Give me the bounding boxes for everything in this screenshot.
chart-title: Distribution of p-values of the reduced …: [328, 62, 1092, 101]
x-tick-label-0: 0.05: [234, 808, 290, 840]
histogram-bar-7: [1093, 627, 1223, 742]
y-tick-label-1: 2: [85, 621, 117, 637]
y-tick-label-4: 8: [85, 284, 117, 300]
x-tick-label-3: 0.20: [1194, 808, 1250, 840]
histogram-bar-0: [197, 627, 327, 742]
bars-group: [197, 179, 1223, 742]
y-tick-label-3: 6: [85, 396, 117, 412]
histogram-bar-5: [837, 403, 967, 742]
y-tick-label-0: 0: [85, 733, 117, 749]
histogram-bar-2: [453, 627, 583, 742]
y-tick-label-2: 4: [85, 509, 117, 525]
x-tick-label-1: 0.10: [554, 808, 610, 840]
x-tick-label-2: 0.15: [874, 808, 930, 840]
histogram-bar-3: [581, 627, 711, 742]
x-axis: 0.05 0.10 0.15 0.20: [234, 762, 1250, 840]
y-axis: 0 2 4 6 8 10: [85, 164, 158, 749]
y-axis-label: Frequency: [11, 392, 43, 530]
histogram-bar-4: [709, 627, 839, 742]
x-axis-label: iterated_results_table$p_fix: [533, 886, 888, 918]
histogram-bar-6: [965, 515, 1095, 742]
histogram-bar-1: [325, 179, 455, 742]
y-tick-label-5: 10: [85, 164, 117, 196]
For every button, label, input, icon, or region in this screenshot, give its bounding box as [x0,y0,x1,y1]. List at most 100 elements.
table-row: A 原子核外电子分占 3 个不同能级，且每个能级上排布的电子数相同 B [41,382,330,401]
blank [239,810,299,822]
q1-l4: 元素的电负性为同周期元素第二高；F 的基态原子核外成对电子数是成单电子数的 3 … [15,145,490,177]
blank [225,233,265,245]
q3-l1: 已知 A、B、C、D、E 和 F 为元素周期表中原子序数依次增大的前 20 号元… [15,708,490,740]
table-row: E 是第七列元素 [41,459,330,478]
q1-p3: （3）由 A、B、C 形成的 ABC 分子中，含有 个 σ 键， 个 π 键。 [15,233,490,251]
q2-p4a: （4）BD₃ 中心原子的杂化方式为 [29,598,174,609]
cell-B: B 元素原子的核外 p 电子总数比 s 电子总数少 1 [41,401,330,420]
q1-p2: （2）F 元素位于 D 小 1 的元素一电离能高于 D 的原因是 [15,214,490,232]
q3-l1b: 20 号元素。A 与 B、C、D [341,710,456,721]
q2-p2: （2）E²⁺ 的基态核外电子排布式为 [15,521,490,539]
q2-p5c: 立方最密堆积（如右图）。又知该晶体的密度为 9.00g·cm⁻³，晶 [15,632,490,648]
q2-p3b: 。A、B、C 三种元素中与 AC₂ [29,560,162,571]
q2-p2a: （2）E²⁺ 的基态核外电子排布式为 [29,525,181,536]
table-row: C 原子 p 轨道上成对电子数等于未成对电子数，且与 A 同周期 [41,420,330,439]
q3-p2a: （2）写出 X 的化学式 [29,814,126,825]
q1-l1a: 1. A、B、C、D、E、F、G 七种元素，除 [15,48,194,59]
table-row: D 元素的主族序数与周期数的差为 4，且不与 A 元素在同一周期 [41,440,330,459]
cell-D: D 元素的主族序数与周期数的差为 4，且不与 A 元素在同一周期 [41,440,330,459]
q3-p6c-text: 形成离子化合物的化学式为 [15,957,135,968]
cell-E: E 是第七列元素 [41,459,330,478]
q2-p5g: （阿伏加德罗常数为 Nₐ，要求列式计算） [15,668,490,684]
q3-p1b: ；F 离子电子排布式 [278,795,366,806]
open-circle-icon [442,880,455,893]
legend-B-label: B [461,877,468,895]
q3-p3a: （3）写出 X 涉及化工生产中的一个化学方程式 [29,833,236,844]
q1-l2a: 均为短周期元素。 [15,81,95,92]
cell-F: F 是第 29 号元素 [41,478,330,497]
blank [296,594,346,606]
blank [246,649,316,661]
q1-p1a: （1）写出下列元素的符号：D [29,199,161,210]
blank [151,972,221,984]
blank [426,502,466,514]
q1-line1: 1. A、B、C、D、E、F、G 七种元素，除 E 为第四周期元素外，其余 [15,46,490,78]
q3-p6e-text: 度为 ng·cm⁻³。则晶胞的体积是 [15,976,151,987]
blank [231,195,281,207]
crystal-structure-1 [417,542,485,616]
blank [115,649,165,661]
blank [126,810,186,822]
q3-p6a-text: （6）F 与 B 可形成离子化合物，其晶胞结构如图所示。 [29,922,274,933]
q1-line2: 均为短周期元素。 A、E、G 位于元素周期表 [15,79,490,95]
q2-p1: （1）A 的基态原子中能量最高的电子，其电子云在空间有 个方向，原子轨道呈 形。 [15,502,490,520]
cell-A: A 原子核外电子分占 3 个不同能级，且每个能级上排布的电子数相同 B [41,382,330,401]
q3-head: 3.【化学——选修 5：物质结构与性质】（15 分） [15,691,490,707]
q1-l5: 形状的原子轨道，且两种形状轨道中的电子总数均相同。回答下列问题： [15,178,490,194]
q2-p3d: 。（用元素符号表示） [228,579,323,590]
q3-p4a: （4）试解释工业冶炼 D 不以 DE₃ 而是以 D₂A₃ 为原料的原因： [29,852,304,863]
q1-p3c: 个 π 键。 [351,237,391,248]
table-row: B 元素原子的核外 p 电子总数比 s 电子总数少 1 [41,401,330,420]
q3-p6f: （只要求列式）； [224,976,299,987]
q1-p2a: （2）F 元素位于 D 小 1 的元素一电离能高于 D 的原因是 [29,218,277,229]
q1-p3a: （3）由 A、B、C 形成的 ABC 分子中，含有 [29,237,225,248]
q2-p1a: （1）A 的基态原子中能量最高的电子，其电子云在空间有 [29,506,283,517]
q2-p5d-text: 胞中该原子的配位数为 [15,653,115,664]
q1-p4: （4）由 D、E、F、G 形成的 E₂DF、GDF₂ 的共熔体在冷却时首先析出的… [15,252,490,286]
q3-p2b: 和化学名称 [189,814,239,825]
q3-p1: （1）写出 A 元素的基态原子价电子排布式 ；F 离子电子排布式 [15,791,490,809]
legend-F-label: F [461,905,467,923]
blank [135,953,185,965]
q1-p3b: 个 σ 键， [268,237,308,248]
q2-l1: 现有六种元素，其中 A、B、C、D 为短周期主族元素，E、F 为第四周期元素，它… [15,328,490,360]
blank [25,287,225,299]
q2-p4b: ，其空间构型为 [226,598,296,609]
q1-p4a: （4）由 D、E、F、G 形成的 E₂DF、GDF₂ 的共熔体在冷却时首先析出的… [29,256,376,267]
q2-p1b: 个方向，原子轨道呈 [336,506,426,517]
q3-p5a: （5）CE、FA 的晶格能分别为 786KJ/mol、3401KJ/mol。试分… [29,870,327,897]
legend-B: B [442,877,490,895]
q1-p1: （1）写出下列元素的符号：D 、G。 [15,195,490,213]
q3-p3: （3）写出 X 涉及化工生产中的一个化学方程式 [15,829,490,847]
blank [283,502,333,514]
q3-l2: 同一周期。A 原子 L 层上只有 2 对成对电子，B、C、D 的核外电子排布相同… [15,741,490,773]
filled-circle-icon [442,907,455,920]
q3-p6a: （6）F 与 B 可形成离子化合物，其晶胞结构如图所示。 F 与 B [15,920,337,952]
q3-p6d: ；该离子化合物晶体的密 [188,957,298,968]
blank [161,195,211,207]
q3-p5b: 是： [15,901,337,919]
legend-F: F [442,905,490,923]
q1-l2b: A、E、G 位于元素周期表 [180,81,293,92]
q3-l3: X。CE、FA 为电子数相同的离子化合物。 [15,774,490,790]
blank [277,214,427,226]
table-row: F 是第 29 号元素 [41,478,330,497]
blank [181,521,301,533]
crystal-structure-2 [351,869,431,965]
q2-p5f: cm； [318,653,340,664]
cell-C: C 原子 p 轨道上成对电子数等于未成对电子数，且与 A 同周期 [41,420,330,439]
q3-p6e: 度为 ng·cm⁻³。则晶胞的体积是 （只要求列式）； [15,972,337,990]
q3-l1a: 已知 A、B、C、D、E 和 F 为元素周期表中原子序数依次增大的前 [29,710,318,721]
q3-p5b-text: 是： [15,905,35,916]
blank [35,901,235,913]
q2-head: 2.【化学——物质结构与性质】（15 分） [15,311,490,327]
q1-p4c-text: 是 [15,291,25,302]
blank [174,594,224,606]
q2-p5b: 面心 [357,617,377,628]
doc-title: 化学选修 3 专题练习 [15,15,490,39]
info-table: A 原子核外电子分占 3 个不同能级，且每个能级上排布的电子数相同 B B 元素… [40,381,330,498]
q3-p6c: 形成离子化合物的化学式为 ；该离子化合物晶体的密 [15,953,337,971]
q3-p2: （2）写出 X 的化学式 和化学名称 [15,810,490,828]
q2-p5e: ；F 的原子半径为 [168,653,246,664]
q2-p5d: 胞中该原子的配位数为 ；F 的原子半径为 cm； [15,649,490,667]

* * * * *

The problem: Copy the items from the beginning through the line that contains "q1-p2: （2）F 元素位于". Replace "Frequency" with "Count" and keep everything else unchanged.

The answer:
Give me the bounding boxes for everything in this screenshot.
chart-title: Distribution of p-values of the reduced …: [328, 62, 1092, 101]
x-tick-label-0: 0.05: [234, 808, 290, 840]
histogram-bar-7: [1093, 627, 1223, 742]
y-tick-label-1: 2: [85, 621, 117, 637]
y-tick-label-4: 8: [85, 284, 117, 300]
x-tick-label-3: 0.20: [1194, 808, 1250, 840]
histogram-bar-0: [197, 627, 327, 742]
bars-group: [197, 179, 1223, 742]
y-tick-label-3: 6: [85, 396, 117, 412]
histogram-bar-5: [837, 403, 967, 742]
y-tick-label-0: 0: [85, 733, 117, 749]
histogram-bar-2: [453, 627, 583, 742]
y-tick-label-2: 4: [85, 509, 117, 525]
x-tick-label-1: 0.10: [554, 808, 610, 840]
x-tick-label-2: 0.15: [874, 808, 930, 840]
histogram-bar-3: [581, 627, 711, 742]
x-axis: 0.05 0.10 0.15 0.20: [234, 762, 1250, 840]
y-axis: 0 2 4 6 8 10: [85, 164, 158, 749]
y-axis-label: Count: [11, 392, 43, 530]
histogram-bar-4: [709, 627, 839, 742]
x-axis-label: iterated_results_table$p_fix: [533, 886, 888, 918]
histogram-bar-6: [965, 515, 1095, 742]
histogram-bar-1: [325, 179, 455, 742]
y-tick-label-5: 10: [85, 164, 117, 196]
For every button, label, input, icon, or region in this screenshot, give its bounding box as [x0,y0,x1,y1]. List at most 100 elements.
table-row: A 原子核外电子分占 3 个不同能级，且每个能级上排布的电子数相同 B [41,382,330,401]
blank [239,810,299,822]
q1-l4: 元素的电负性为同周期元素第二高；F 的基态原子核外成对电子数是成单电子数的 3 … [15,145,490,177]
blank [225,233,265,245]
q3-l1: 已知 A、B、C、D、E 和 F 为元素周期表中原子序数依次增大的前 20 号元… [15,708,490,740]
table-row: E 是第七列元素 [41,459,330,478]
q1-p3: （3）由 A、B、C 形成的 ABC 分子中，含有 个 σ 键， 个 π 键。 [15,233,490,251]
q2-p4a: （4）BD₃ 中心原子的杂化方式为 [29,598,174,609]
cell-B: B 元素原子的核外 p 电子总数比 s 电子总数少 1 [41,401,330,420]
q1-p2: （2）F 元素位于 D 小 1 的元素一电离能高于 D 的原因是 [15,214,490,232]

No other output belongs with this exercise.